● **WHAT NEEDS TO BE DONE**:
Pick out all lines of the entries that include the word "penguin" and copy them.

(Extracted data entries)

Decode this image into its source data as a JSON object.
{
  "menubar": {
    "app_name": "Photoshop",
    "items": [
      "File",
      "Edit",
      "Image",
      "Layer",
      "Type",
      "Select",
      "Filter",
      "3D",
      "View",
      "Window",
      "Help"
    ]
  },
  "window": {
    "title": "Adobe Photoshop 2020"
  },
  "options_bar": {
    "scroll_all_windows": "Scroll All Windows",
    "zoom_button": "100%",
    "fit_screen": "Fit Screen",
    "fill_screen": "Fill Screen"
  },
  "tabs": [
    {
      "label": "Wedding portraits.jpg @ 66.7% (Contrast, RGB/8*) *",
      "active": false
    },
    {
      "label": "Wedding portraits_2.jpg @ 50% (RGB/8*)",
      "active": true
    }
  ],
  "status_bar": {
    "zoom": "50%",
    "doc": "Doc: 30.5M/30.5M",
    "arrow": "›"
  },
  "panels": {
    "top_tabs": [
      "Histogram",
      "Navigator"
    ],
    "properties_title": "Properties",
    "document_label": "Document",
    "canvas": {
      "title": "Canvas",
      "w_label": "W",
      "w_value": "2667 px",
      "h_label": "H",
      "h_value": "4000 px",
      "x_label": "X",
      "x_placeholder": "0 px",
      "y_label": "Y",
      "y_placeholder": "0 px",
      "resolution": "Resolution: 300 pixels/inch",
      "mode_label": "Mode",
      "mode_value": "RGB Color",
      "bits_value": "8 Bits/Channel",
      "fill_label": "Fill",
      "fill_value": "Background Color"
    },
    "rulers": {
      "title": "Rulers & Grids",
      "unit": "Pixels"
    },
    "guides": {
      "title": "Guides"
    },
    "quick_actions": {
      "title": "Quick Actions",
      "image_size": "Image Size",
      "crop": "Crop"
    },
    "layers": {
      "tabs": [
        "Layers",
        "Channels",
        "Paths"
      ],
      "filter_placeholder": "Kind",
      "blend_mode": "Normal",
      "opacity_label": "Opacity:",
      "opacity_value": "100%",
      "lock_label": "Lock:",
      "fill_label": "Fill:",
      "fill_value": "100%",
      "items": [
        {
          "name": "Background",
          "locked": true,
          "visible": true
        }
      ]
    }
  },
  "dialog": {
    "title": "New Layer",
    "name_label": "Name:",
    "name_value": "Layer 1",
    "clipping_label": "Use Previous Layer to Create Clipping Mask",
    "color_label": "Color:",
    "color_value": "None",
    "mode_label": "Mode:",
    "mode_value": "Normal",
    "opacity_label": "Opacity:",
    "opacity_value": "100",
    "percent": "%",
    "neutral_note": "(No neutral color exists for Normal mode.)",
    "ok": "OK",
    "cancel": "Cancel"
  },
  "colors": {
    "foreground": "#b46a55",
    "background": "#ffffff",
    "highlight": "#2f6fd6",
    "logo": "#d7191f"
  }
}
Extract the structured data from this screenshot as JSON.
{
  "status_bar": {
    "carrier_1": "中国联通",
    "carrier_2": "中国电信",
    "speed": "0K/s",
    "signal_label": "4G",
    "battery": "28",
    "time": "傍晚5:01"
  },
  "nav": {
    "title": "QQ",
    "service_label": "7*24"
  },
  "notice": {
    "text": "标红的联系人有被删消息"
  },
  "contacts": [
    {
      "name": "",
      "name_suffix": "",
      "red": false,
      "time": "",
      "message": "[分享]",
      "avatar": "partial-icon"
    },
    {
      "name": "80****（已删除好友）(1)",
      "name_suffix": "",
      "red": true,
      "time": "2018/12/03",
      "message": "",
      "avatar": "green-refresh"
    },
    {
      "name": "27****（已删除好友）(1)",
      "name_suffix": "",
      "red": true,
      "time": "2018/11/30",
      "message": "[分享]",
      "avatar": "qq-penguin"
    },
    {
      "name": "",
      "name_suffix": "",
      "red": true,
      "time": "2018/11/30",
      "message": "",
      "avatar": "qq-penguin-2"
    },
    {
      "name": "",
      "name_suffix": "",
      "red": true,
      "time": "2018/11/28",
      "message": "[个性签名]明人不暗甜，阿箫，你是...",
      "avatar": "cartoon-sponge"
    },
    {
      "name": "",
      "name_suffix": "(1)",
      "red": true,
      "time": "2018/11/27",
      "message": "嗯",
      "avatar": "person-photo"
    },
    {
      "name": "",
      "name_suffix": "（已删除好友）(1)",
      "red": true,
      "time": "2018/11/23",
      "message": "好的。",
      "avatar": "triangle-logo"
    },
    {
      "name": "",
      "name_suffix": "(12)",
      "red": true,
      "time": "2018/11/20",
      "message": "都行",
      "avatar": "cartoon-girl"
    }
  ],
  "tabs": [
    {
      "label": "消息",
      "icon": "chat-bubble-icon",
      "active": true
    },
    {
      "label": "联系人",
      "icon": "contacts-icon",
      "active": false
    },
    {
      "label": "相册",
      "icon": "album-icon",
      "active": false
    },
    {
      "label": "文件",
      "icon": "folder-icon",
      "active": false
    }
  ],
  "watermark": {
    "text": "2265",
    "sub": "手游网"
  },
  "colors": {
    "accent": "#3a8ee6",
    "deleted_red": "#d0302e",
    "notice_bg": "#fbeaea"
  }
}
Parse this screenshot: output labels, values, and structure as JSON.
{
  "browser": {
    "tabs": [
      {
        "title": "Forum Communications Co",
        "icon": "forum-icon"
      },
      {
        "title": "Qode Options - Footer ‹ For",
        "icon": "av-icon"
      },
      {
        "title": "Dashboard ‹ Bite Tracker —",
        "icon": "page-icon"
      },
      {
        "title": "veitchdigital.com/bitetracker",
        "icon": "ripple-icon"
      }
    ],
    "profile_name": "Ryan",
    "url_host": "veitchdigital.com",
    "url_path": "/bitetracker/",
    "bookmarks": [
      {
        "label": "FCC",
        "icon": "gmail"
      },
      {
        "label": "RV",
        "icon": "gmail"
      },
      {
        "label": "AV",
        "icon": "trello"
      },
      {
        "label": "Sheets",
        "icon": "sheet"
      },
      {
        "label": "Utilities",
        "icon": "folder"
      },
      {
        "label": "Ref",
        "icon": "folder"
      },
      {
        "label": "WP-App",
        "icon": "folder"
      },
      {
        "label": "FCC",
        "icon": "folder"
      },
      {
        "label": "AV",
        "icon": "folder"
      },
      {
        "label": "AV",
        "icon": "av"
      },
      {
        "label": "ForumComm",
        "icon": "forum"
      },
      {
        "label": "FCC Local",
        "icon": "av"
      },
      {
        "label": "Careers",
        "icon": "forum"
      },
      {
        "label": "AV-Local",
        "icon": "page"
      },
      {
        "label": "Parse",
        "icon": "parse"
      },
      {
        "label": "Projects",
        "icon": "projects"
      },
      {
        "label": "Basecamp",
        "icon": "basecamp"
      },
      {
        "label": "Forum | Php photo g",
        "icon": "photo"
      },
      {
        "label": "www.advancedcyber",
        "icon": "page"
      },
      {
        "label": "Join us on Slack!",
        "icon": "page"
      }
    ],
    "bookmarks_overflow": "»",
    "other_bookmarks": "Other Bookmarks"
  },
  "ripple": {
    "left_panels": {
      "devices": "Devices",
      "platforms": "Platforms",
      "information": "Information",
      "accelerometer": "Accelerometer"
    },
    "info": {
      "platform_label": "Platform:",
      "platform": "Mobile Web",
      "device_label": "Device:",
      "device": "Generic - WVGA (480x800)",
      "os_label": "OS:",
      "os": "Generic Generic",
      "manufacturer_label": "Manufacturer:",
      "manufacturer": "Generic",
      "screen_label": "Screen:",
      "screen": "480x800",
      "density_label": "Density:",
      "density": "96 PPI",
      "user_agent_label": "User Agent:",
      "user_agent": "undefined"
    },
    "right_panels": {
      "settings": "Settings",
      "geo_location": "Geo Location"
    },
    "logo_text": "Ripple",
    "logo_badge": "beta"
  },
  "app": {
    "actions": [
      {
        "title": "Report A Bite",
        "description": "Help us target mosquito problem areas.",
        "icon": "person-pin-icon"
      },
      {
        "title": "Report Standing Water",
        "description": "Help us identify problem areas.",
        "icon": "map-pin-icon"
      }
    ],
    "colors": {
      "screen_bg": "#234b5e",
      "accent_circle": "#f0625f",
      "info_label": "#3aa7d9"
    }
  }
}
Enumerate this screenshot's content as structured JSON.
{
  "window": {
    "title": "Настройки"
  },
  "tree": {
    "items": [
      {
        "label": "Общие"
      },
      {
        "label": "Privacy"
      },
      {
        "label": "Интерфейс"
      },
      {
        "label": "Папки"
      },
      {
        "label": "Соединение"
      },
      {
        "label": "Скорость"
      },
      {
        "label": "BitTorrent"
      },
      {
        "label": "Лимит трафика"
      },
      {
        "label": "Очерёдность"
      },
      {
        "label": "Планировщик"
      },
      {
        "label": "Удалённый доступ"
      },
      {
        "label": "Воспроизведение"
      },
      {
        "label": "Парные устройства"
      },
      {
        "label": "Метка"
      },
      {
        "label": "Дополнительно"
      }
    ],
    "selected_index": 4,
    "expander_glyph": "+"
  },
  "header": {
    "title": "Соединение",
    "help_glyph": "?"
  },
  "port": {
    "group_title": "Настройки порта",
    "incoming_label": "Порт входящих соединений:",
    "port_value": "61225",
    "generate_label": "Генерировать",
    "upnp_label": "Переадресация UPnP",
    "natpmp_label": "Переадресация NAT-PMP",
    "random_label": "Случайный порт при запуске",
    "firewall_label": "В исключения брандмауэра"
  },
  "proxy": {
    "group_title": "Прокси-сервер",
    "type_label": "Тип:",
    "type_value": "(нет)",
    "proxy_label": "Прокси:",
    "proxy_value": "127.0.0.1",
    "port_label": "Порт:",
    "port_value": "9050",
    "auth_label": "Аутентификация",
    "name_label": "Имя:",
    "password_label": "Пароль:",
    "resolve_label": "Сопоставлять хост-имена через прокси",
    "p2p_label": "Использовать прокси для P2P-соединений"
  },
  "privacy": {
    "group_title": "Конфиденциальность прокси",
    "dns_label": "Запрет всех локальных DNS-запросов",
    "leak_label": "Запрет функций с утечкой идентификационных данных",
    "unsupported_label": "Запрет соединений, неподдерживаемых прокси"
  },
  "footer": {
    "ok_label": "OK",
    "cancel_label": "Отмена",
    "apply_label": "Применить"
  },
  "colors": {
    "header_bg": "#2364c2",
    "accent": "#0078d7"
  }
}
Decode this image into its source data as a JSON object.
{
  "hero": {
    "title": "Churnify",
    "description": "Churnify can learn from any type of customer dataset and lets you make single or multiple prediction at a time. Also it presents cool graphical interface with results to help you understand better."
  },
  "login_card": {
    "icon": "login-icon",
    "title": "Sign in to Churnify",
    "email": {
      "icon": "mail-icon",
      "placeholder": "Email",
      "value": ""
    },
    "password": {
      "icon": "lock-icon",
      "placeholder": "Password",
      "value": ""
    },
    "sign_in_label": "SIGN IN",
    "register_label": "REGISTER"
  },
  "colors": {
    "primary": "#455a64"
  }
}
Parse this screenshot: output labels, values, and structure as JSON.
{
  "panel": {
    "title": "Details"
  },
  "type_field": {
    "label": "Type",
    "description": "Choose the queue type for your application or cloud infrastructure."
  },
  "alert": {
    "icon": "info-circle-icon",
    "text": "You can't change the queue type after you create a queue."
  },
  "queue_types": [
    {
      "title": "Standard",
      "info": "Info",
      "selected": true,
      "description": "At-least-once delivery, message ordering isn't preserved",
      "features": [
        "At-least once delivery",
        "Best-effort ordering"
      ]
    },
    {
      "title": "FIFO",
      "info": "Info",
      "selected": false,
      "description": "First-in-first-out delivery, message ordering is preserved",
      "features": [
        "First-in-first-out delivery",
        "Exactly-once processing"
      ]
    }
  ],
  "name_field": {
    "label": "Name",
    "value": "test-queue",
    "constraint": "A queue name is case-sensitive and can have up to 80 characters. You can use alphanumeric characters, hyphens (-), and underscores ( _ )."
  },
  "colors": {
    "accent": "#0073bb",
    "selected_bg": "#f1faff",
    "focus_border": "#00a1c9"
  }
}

● **EXERCISE RESPONSE**:
      "avatar": "qq-penguin"
      "avatar": "qq-penguin-2"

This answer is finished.